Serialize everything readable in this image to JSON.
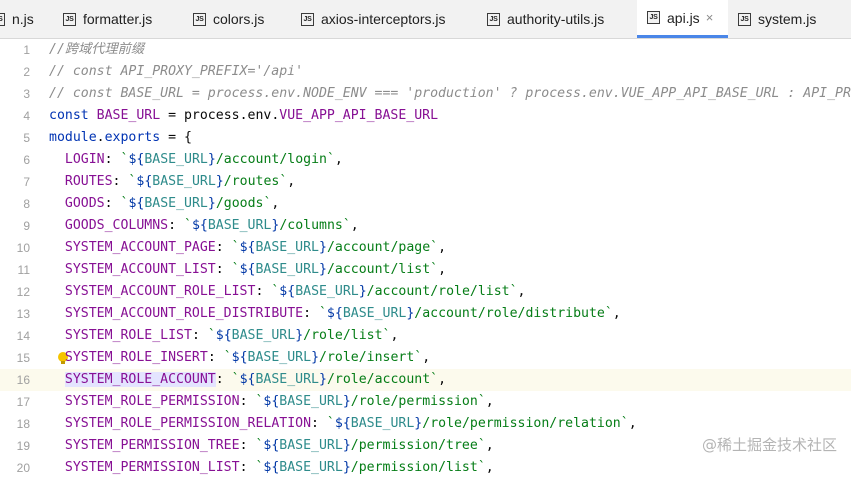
{
  "tabs": [
    {
      "label": "n.js",
      "icon": "js-file-icon",
      "active": false
    },
    {
      "label": "formatter.js",
      "icon": "js-file-icon",
      "active": false
    },
    {
      "label": "colors.js",
      "icon": "js-file-icon",
      "active": false
    },
    {
      "label": "axios-interceptors.js",
      "icon": "js-file-icon",
      "active": false
    },
    {
      "label": "authority-utils.js",
      "icon": "js-file-icon",
      "active": false
    },
    {
      "label": "api.js",
      "icon": "js-file-icon",
      "active": true,
      "close": "×"
    },
    {
      "label": "system.js",
      "icon": "js-file-icon",
      "active": false
    }
  ],
  "js_icon_text": "JS",
  "current_line": 16,
  "lines": [
    {
      "n": "1",
      "segs": [
        [
          "comment",
          "//跨域代理前缀"
        ]
      ]
    },
    {
      "n": "2",
      "segs": [
        [
          "comment",
          "// const API_PROXY_PREFIX='/api'"
        ]
      ]
    },
    {
      "n": "3",
      "segs": [
        [
          "comment",
          "// const BASE_URL = process.env.NODE_ENV === 'production' ? process.env.VUE_APP_API_BASE_URL : API_PR"
        ]
      ]
    },
    {
      "n": "4",
      "segs": [
        [
          "keyword",
          "const "
        ],
        [
          "var",
          "BASE_URL"
        ],
        [
          "punct",
          " = process.env."
        ],
        [
          "const",
          "VUE_APP_API_BASE_URL"
        ]
      ]
    },
    {
      "n": "5",
      "segs": [
        [
          "keyword",
          "module"
        ],
        [
          "punct",
          "."
        ],
        [
          "keyword",
          "exports"
        ],
        [
          "punct",
          " = {"
        ]
      ]
    },
    {
      "n": "6",
      "segs": [
        [
          "punct",
          "  "
        ],
        [
          "const",
          "LOGIN"
        ],
        [
          "punct",
          ": "
        ],
        [
          "string",
          "`"
        ],
        [
          "interp",
          "${"
        ],
        [
          "template-var",
          "BASE_URL"
        ],
        [
          "interp",
          "}"
        ],
        [
          "string",
          "/account/login`"
        ],
        [
          "punct",
          ","
        ]
      ]
    },
    {
      "n": "7",
      "segs": [
        [
          "punct",
          "  "
        ],
        [
          "const",
          "ROUTES"
        ],
        [
          "punct",
          ": "
        ],
        [
          "string",
          "`"
        ],
        [
          "interp",
          "${"
        ],
        [
          "template-var",
          "BASE_URL"
        ],
        [
          "interp",
          "}"
        ],
        [
          "string",
          "/routes`"
        ],
        [
          "punct",
          ","
        ]
      ]
    },
    {
      "n": "8",
      "segs": [
        [
          "punct",
          "  "
        ],
        [
          "const",
          "GOODS"
        ],
        [
          "punct",
          ": "
        ],
        [
          "string",
          "`"
        ],
        [
          "interp",
          "${"
        ],
        [
          "template-var",
          "BASE_URL"
        ],
        [
          "interp",
          "}"
        ],
        [
          "string",
          "/goods`"
        ],
        [
          "punct",
          ","
        ]
      ]
    },
    {
      "n": "9",
      "segs": [
        [
          "punct",
          "  "
        ],
        [
          "const",
          "GOODS_COLUMNS"
        ],
        [
          "punct",
          ": "
        ],
        [
          "string",
          "`"
        ],
        [
          "interp",
          "${"
        ],
        [
          "template-var",
          "BASE_URL"
        ],
        [
          "interp",
          "}"
        ],
        [
          "string",
          "/columns`"
        ],
        [
          "punct",
          ","
        ]
      ]
    },
    {
      "n": "10",
      "segs": [
        [
          "punct",
          "  "
        ],
        [
          "const",
          "SYSTEM_ACCOUNT_PAGE"
        ],
        [
          "punct",
          ": "
        ],
        [
          "string",
          "`"
        ],
        [
          "interp",
          "${"
        ],
        [
          "template-var",
          "BASE_URL"
        ],
        [
          "interp",
          "}"
        ],
        [
          "string",
          "/account/page`"
        ],
        [
          "punct",
          ","
        ]
      ]
    },
    {
      "n": "11",
      "segs": [
        [
          "punct",
          "  "
        ],
        [
          "const",
          "SYSTEM_ACCOUNT_LIST"
        ],
        [
          "punct",
          ": "
        ],
        [
          "string",
          "`"
        ],
        [
          "interp",
          "${"
        ],
        [
          "template-var",
          "BASE_URL"
        ],
        [
          "interp",
          "}"
        ],
        [
          "string",
          "/account/list`"
        ],
        [
          "punct",
          ","
        ]
      ]
    },
    {
      "n": "12",
      "segs": [
        [
          "punct",
          "  "
        ],
        [
          "const",
          "SYSTEM_ACCOUNT_ROLE_LIST"
        ],
        [
          "punct",
          ": "
        ],
        [
          "string",
          "`"
        ],
        [
          "interp",
          "${"
        ],
        [
          "template-var",
          "BASE_URL"
        ],
        [
          "interp",
          "}"
        ],
        [
          "string",
          "/account/role/list`"
        ],
        [
          "punct",
          ","
        ]
      ]
    },
    {
      "n": "13",
      "segs": [
        [
          "punct",
          "  "
        ],
        [
          "const",
          "SYSTEM_ACCOUNT_ROLE_DISTRIBUTE"
        ],
        [
          "punct",
          ": "
        ],
        [
          "string",
          "`"
        ],
        [
          "interp",
          "${"
        ],
        [
          "template-var",
          "BASE_URL"
        ],
        [
          "interp",
          "}"
        ],
        [
          "string",
          "/account/role/distribute`"
        ],
        [
          "punct",
          ","
        ]
      ]
    },
    {
      "n": "14",
      "segs": [
        [
          "punct",
          "  "
        ],
        [
          "const",
          "SYSTEM_ROLE_LIST"
        ],
        [
          "punct",
          ": "
        ],
        [
          "string",
          "`"
        ],
        [
          "interp",
          "${"
        ],
        [
          "template-var",
          "BASE_URL"
        ],
        [
          "interp",
          "}"
        ],
        [
          "string",
          "/role/list`"
        ],
        [
          "punct",
          ","
        ]
      ]
    },
    {
      "n": "15",
      "bulb": true,
      "segs": [
        [
          "punct",
          "  "
        ],
        [
          "const",
          "SYSTEM_ROLE_INSERT"
        ],
        [
          "punct",
          ": "
        ],
        [
          "string",
          "`"
        ],
        [
          "interp",
          "${"
        ],
        [
          "template-var",
          "BASE_URL"
        ],
        [
          "interp",
          "}"
        ],
        [
          "string",
          "/role/insert`"
        ],
        [
          "punct",
          ","
        ]
      ]
    },
    {
      "n": "16",
      "segs": [
        [
          "punct",
          "  "
        ],
        [
          "highlight",
          "SYSTEM_ROLE_ACCOUNT"
        ],
        [
          "punct",
          ": "
        ],
        [
          "string",
          "`"
        ],
        [
          "interp",
          "${"
        ],
        [
          "template-var",
          "BASE_URL"
        ],
        [
          "interp",
          "}"
        ],
        [
          "string",
          "/role/account`"
        ],
        [
          "punct",
          ","
        ]
      ]
    },
    {
      "n": "17",
      "segs": [
        [
          "punct",
          "  "
        ],
        [
          "const",
          "SYSTEM_ROLE_PERMISSION"
        ],
        [
          "punct",
          ": "
        ],
        [
          "string",
          "`"
        ],
        [
          "interp",
          "${"
        ],
        [
          "template-var",
          "BASE_URL"
        ],
        [
          "interp",
          "}"
        ],
        [
          "string",
          "/role/permission`"
        ],
        [
          "punct",
          ","
        ]
      ]
    },
    {
      "n": "18",
      "segs": [
        [
          "punct",
          "  "
        ],
        [
          "const",
          "SYSTEM_ROLE_PERMISSION_RELATION"
        ],
        [
          "punct",
          ": "
        ],
        [
          "string",
          "`"
        ],
        [
          "interp",
          "${"
        ],
        [
          "template-var",
          "BASE_URL"
        ],
        [
          "interp",
          "}"
        ],
        [
          "string",
          "/role/permission/relation`"
        ],
        [
          "punct",
          ","
        ]
      ]
    },
    {
      "n": "19",
      "segs": [
        [
          "punct",
          "  "
        ],
        [
          "const",
          "SYSTEM_PERMISSION_TREE"
        ],
        [
          "punct",
          ": "
        ],
        [
          "string",
          "`"
        ],
        [
          "interp",
          "${"
        ],
        [
          "template-var",
          "BASE_URL"
        ],
        [
          "interp",
          "}"
        ],
        [
          "string",
          "/permission/tree`"
        ],
        [
          "punct",
          ","
        ]
      ]
    },
    {
      "n": "20",
      "segs": [
        [
          "punct",
          "  "
        ],
        [
          "const",
          "SYSTEM_PERMISSION_LIST"
        ],
        [
          "punct",
          ": "
        ],
        [
          "string",
          "`"
        ],
        [
          "interp",
          "${"
        ],
        [
          "template-var",
          "BASE_URL"
        ],
        [
          "interp",
          "}"
        ],
        [
          "string",
          "/permission/list`"
        ],
        [
          "punct",
          ","
        ]
      ]
    }
  ],
  "watermark": "@稀土掘金技术社区"
}
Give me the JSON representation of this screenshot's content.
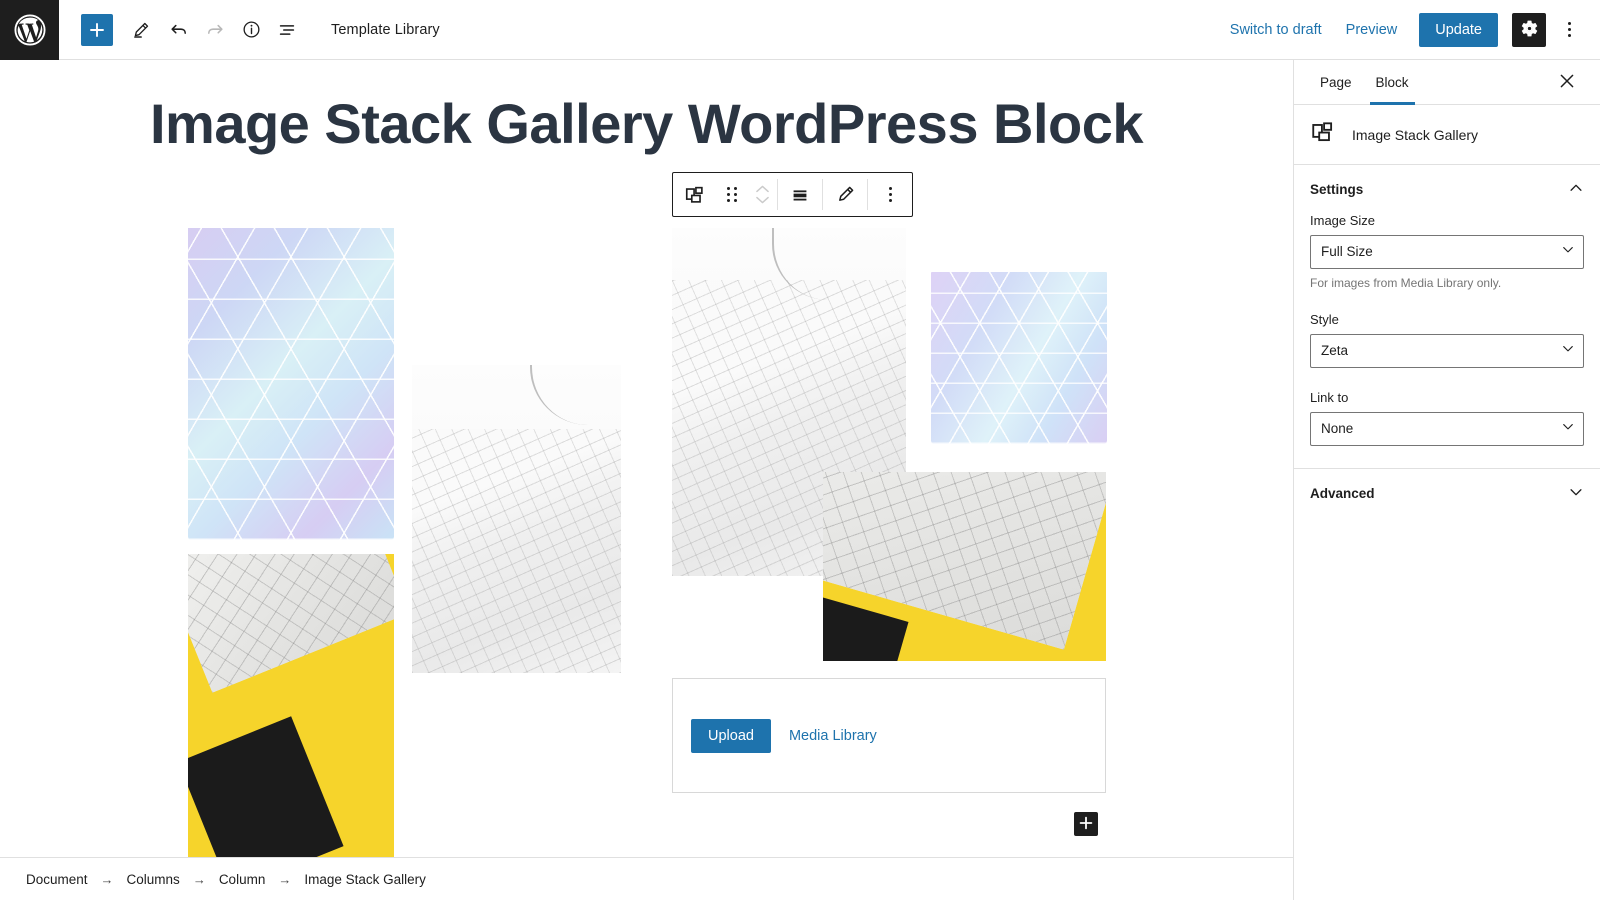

================

Gather each line in the data that holds the string "process".

          "// const BASE_URL = process.env.NODE_ENV === 'production' ? process.env.VUE_APP_API_BASE_URL : API_PR"
          " = process.env."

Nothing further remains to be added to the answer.